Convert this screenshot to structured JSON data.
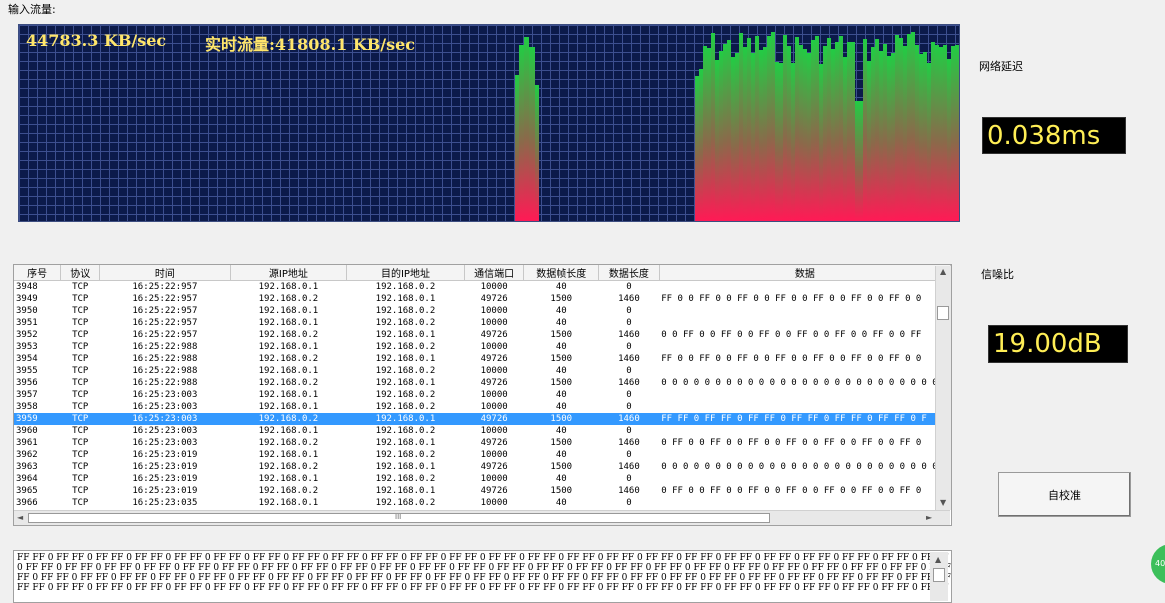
{
  "labels": {
    "input_traffic": "输入流量:",
    "latency": "网络延迟",
    "snr": "信噪比",
    "calibrate": "自校准"
  },
  "chart": {
    "avg_rate": "44783.3 KB/sec",
    "realtime_rate": "实时流量:41808.1 KB/sec"
  },
  "metrics": {
    "latency": "0.038ms",
    "snr": "19.00dB"
  },
  "colors": {
    "chart_bg": "#0c1a4a",
    "bar_top": "#22cc44",
    "bar_bottom": "#ff1a55",
    "lcd_text": "#ffee55",
    "selected_row": "#3399ff"
  },
  "table": {
    "columns": [
      "序号",
      "协议",
      "时间",
      "源IP地址",
      "目的IP地址",
      "通信端口",
      "数据帧长度",
      "数据长度",
      "数据"
    ],
    "rows": [
      [
        "3948",
        "TCP",
        "16:25:22:957",
        "192.168.0.1",
        "192.168.0.2",
        "10000",
        "40",
        "0",
        ""
      ],
      [
        "3949",
        "TCP",
        "16:25:22:957",
        "192.168.0.2",
        "192.168.0.1",
        "49726",
        "1500",
        "1460",
        "FF 0 0 FF 0 0 FF 0 0 FF 0 0 FF 0 0 FF 0 0 FF 0 0"
      ],
      [
        "3950",
        "TCP",
        "16:25:22:957",
        "192.168.0.1",
        "192.168.0.2",
        "10000",
        "40",
        "0",
        ""
      ],
      [
        "3951",
        "TCP",
        "16:25:22:957",
        "192.168.0.1",
        "192.168.0.2",
        "10000",
        "40",
        "0",
        ""
      ],
      [
        "3952",
        "TCP",
        "16:25:22:957",
        "192.168.0.2",
        "192.168.0.1",
        "49726",
        "1500",
        "1460",
        "0 0 FF 0 0 FF 0 0 FF 0 0 FF 0 0 FF 0 0 FF 0 0 FF"
      ],
      [
        "3953",
        "TCP",
        "16:25:22:988",
        "192.168.0.1",
        "192.168.0.2",
        "10000",
        "40",
        "0",
        ""
      ],
      [
        "3954",
        "TCP",
        "16:25:22:988",
        "192.168.0.2",
        "192.168.0.1",
        "49726",
        "1500",
        "1460",
        "FF 0 0 FF 0 0 FF 0 0 FF 0 0 FF 0 0 FF 0 0 FF 0 0"
      ],
      [
        "3955",
        "TCP",
        "16:25:22:988",
        "192.168.0.1",
        "192.168.0.2",
        "10000",
        "40",
        "0",
        ""
      ],
      [
        "3956",
        "TCP",
        "16:25:22:988",
        "192.168.0.2",
        "192.168.0.1",
        "49726",
        "1500",
        "1460",
        "0 0 0 0 0 0 0 0 0 0 0 0 0 0 0 0 0 0 0 0 0 0 0 0 0 0 0"
      ],
      [
        "3957",
        "TCP",
        "16:25:23:003",
        "192.168.0.1",
        "192.168.0.2",
        "10000",
        "40",
        "0",
        ""
      ],
      [
        "3958",
        "TCP",
        "16:25:23:003",
        "192.168.0.1",
        "192.168.0.2",
        "10000",
        "40",
        "0",
        ""
      ],
      [
        "3959",
        "TCP",
        "16:25:23:003",
        "192.168.0.2",
        "192.168.0.1",
        "49726",
        "1500",
        "1460",
        "FF FF 0 FF FF 0 FF FF 0 FF FF 0 FF FF 0 FF FF 0 F"
      ],
      [
        "3960",
        "TCP",
        "16:25:23:003",
        "192.168.0.1",
        "192.168.0.2",
        "10000",
        "40",
        "0",
        ""
      ],
      [
        "3961",
        "TCP",
        "16:25:23:003",
        "192.168.0.2",
        "192.168.0.1",
        "49726",
        "1500",
        "1460",
        "0 FF 0 0 FF 0 0 FF 0 0 FF 0 0 FF 0 0 FF 0 0 FF 0"
      ],
      [
        "3962",
        "TCP",
        "16:25:23:019",
        "192.168.0.1",
        "192.168.0.2",
        "10000",
        "40",
        "0",
        ""
      ],
      [
        "3963",
        "TCP",
        "16:25:23:019",
        "192.168.0.2",
        "192.168.0.1",
        "49726",
        "1500",
        "1460",
        "0 0 0 0 0 0 0 0 0 0 0 0 0 0 0 0 0 0 0 0 0 0 0 0 0 0 0"
      ],
      [
        "3964",
        "TCP",
        "16:25:23:019",
        "192.168.0.1",
        "192.168.0.2",
        "10000",
        "40",
        "0",
        ""
      ],
      [
        "3965",
        "TCP",
        "16:25:23:019",
        "192.168.0.2",
        "192.168.0.1",
        "49726",
        "1500",
        "1460",
        "0 FF 0 0 FF 0 0 FF 0 0 FF 0 0 FF 0 0 FF 0 0 FF 0"
      ],
      [
        "3966",
        "TCP",
        "16:25:23:035",
        "192.168.0.1",
        "192.168.0.2",
        "10000",
        "40",
        "0",
        ""
      ]
    ],
    "selected_index": 11,
    "scroll_marker": "III"
  },
  "payload": {
    "lines": [
      "FF FF 0 FF FF 0 FF FF 0 FF FF 0 FF FF 0 FF FF 0 FF FF 0 FF FF 0 FF FF 0 FF FF 0 FF FF 0 FF FF 0 FF FF 0 FF FF 0 FF FF 0 FF FF 0 FF FF 0 FF FF 0 FF FF 0 FF FF 0 FF FF 0 FF FF 0 FF FF 0 FF FF 0 FF FF 0 FF FF 0 FF FF 0 FF",
      "0 FF FF 0 FF FF 0 FF FF 0 FF FF 0 FF FF 0 FF FF 0 FF FF 0 FF FF 0 FF FF 0 FF FF 0 FF FF 0 FF FF 0 FF FF 0 FF FF 0 FF FF 0 FF FF 0 FF FF 0 FF FF 0 FF FF 0 FF FF 0 FF FF 0 FF FF 0 FF FF 0 FF FF 0 FF FF 0 FF FF 0 FF FF 0 FF FF",
      "FF 0 FF FF 0 FF FF 0 FF FF 0 FF FF 0 FF FF 0 FF FF 0 FF FF 0 FF FF 0 FF FF 0 FF FF 0 FF FF 0 FF FF 0 FF FF 0 FF FF 0 FF FF 0 FF FF 0 FF FF 0 FF FF 0 FF FF 0 FF FF 0 FF FF 0 FF FF 0 FF FF 0 FF FF 0 FF FF 0 FF FF 0 FF",
      "FF FF 0 FF FF 0 FF FF 0 FF FF 0 FF FF 0 FF FF 0 FF FF 0 FF FF 0 FF FF 0 FF FF 0 FF FF 0 FF FF 0 FF FF 0 FF FF 0 FF FF 0 FF FF 0 FF FF 0 FF FF 0 FF FF 0 FF FF 0 FF FF 0 FF FF 0 FF FF 0 FF FF 0 FF FF 0 FF FF 0 FF"
    ]
  },
  "badge": "40"
}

════════════════

** To do **
Print out every entry above without changing a word, and leave out the pictures.

** Finished task **
Convert this screenshot to structured JSON data.
{
  "labels": {
    "input_traffic": "输入流量:",
    "latency": "网络延迟",
    "snr": "信噪比",
    "calibrate": "自校准"
  },
  "chart": {
    "avg_rate": "44783.3 KB/sec",
    "realtime_rate": "实时流量:41808.1 KB/sec"
  },
  "metrics": {
    "latency": "0.038ms",
    "snr": "19.00dB"
  },
  "colors": {
    "chart_bg": "#0c1a4a",
    "bar_top": "#22cc44",
    "bar_bottom": "#ff1a55",
    "lcd_text": "#ffee55",
    "selected_row": "#3399ff"
  },
  "table": {
    "columns": [
      "序号",
      "协议",
      "时间",
      "源IP地址",
      "目的IP地址",
      "通信端口",
      "数据帧长度",
      "数据长度",
      "数据"
    ],
    "rows": [
      [
        "3948",
        "TCP",
        "16:25:22:957",
        "192.168.0.1",
        "192.168.0.2",
        "10000",
        "40",
        "0",
        ""
      ],
      [
        "3949",
        "TCP",
        "16:25:22:957",
        "192.168.0.2",
        "192.168.0.1",
        "49726",
        "1500",
        "1460",
        "FF 0 0 FF 0 0 FF 0 0 FF 0 0 FF 0 0 FF 0 0 FF 0 0"
      ],
      [
        "3950",
        "TCP",
        "16:25:22:957",
        "192.168.0.1",
        "192.168.0.2",
        "10000",
        "40",
        "0",
        ""
      ],
      [
        "3951",
        "TCP",
        "16:25:22:957",
        "192.168.0.1",
        "192.168.0.2",
        "10000",
        "40",
        "0",
        ""
      ],
      [
        "3952",
        "TCP",
        "16:25:22:957",
        "192.168.0.2",
        "192.168.0.1",
        "49726",
        "1500",
        "1460",
        "0 0 FF 0 0 FF 0 0 FF 0 0 FF 0 0 FF 0 0 FF 0 0 FF"
      ],
      [
        "3953",
        "TCP",
        "16:25:22:988",
        "192.168.0.1",
        "192.168.0.2",
        "10000",
        "40",
        "0",
        ""
      ],
      [
        "3954",
        "TCP",
        "16:25:22:988",
        "192.168.0.2",
        "192.168.0.1",
        "49726",
        "1500",
        "1460",
        "FF 0 0 FF 0 0 FF 0 0 FF 0 0 FF 0 0 FF 0 0 FF 0 0"
      ],
      [
        "3955",
        "TCP",
        "16:25:22:988",
        "192.168.0.1",
        "192.168.0.2",
        "10000",
        "40",
        "0",
        ""
      ],
      [
        "3956",
        "TCP",
        "16:25:22:988",
        "192.168.0.2",
        "192.168.0.1",
        "49726",
        "1500",
        "1460",
        "0 0 0 0 0 0 0 0 0 0 0 0 0 0 0 0 0 0 0 0 0 0 0 0 0 0 0"
      ],
      [
        "3957",
        "TCP",
        "16:25:23:003",
        "192.168.0.1",
        "192.168.0.2",
        "10000",
        "40",
        "0",
        ""
      ],
      [
        "3958",
        "TCP",
        "16:25:23:003",
        "192.168.0.1",
        "192.168.0.2",
        "10000",
        "40",
        "0",
        ""
      ],
      [
        "3959",
        "TCP",
        "16:25:23:003",
        "192.168.0.2",
        "192.168.0.1",
        "49726",
        "1500",
        "1460",
        "FF FF 0 FF FF 0 FF FF 0 FF FF 0 FF FF 0 FF FF 0 F"
      ],
      [
        "3960",
        "TCP",
        "16:25:23:003",
        "192.168.0.1",
        "192.168.0.2",
        "10000",
        "40",
        "0",
        ""
      ],
      [
        "3961",
        "TCP",
        "16:25:23:003",
        "192.168.0.2",
        "192.168.0.1",
        "49726",
        "1500",
        "1460",
        "0 FF 0 0 FF 0 0 FF 0 0 FF 0 0 FF 0 0 FF 0 0 FF 0"
      ],
      [
        "3962",
        "TCP",
        "16:25:23:019",
        "192.168.0.1",
        "192.168.0.2",
        "10000",
        "40",
        "0",
        ""
      ],
      [
        "3963",
        "TCP",
        "16:25:23:019",
        "192.168.0.2",
        "192.168.0.1",
        "49726",
        "1500",
        "1460",
        "0 0 0 0 0 0 0 0 0 0 0 0 0 0 0 0 0 0 0 0 0 0 0 0 0 0 0"
      ],
      [
        "3964",
        "TCP",
        "16:25:23:019",
        "192.168.0.1",
        "192.168.0.2",
        "10000",
        "40",
        "0",
        ""
      ],
      [
        "3965",
        "TCP",
        "16:25:23:019",
        "192.168.0.2",
        "192.168.0.1",
        "49726",
        "1500",
        "1460",
        "0 FF 0 0 FF 0 0 FF 0 0 FF 0 0 FF 0 0 FF 0 0 FF 0"
      ],
      [
        "3966",
        "TCP",
        "16:25:23:035",
        "192.168.0.1",
        "192.168.0.2",
        "10000",
        "40",
        "0",
        ""
      ]
    ],
    "selected_index": 11,
    "scroll_marker": "III"
  },
  "payload": {
    "lines": [
      "FF FF 0 FF FF 0 FF FF 0 FF FF 0 FF FF 0 FF FF 0 FF FF 0 FF FF 0 FF FF 0 FF FF 0 FF FF 0 FF FF 0 FF FF 0 FF FF 0 FF FF 0 FF FF 0 FF FF 0 FF FF 0 FF FF 0 FF FF 0 FF FF 0 FF FF 0 FF FF 0 FF FF 0 FF FF 0 FF FF 0 FF FF 0 FF",
      "0 FF FF 0 FF FF 0 FF FF 0 FF FF 0 FF FF 0 FF FF 0 FF FF 0 FF FF 0 FF FF 0 FF FF 0 FF FF 0 FF FF 0 FF FF 0 FF FF 0 FF FF 0 FF FF 0 FF FF 0 FF FF 0 FF FF 0 FF FF 0 FF FF 0 FF FF 0 FF FF 0 FF FF 0 FF FF 0 FF FF 0 FF FF 0 FF FF",
      "FF 0 FF FF 0 FF FF 0 FF FF 0 FF FF 0 FF FF 0 FF FF 0 FF FF 0 FF FF 0 FF FF 0 FF FF 0 FF FF 0 FF FF 0 FF FF 0 FF FF 0 FF FF 0 FF FF 0 FF FF 0 FF FF 0 FF FF 0 FF FF 0 FF FF 0 FF FF 0 FF FF 0 FF FF 0 FF FF 0 FF FF 0 FF",
      "FF FF 0 FF FF 0 FF FF 0 FF FF 0 FF FF 0 FF FF 0 FF FF 0 FF FF 0 FF FF 0 FF FF 0 FF FF 0 FF FF 0 FF FF 0 FF FF 0 FF FF 0 FF FF 0 FF FF 0 FF FF 0 FF FF 0 FF FF 0 FF FF 0 FF FF 0 FF FF 0 FF FF 0 FF FF 0 FF FF 0 FF"
    ]
  },
  "badge": "40"
}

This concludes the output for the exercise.